### WORK TO BE COMPLETED:
Reproduce all records exactly.

(Excerpt from a dataset)
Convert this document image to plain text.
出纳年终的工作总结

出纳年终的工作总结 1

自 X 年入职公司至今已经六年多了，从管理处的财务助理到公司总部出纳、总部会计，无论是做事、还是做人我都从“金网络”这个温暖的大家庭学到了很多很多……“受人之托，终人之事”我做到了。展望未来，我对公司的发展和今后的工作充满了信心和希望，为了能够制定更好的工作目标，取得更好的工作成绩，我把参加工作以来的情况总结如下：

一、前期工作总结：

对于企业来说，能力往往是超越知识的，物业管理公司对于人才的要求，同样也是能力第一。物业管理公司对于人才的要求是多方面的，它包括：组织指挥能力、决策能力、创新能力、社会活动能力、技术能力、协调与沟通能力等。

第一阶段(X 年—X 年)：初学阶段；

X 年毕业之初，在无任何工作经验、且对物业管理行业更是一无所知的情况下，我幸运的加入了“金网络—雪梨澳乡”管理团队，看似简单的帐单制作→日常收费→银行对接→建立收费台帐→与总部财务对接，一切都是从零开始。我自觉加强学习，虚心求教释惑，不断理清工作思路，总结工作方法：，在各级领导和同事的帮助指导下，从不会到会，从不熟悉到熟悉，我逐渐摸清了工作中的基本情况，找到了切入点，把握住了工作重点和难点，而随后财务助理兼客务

### TASK RESPONSE:
Convert this document image to plain text.
出纳年终的工作总结

出纳年终的工作总结 1

自 X 年入职公司至今已经六年多了，从管理处的财务助理到公司总部出纳、总部会计，无论是做事、还是做人我都从“金网络”这个温暖的大家庭学到了很多很多……“受人之托，终人之事”我做到了。展望未来，我对公司的发展和今后的工作充满了信心和希望，为了能够制定更好的工作目标，取得更好的工作成绩，我把参加工作以来的情况总结如下：

一、前期工作总结：

对于企业来说，能力往往是超越知识的，物业管理公司对于人才的要求，同样也是能力第一。物业管理公司对于人才的要求是多方面的，它包括：组织指挥能力、决策能力、创新能力、社会活动能力、技术能力、协调与沟通能力等。

第一阶段(X 年—X 年)：初学阶段；

X 年毕业之初，在无任何工作经验、且对物业管理行业更是一无所知的情况下，我幸运的加入了“金网络—雪梨澳乡”管理团队，看似简单的帐单制作→日常收费→银行对接→建立收费台帐→与总部财务对接，一切都是从零开始。我自觉加强学习，虚心求教释惑，不断理清工作思路，总结工作方法：，在各级领导和同事的帮助指导下，从不会到会，从不熟悉到熟悉，我逐渐摸清了工作中的基本情况，找到了切入点，把握住了工作重点和难点，而随后财务助理兼客务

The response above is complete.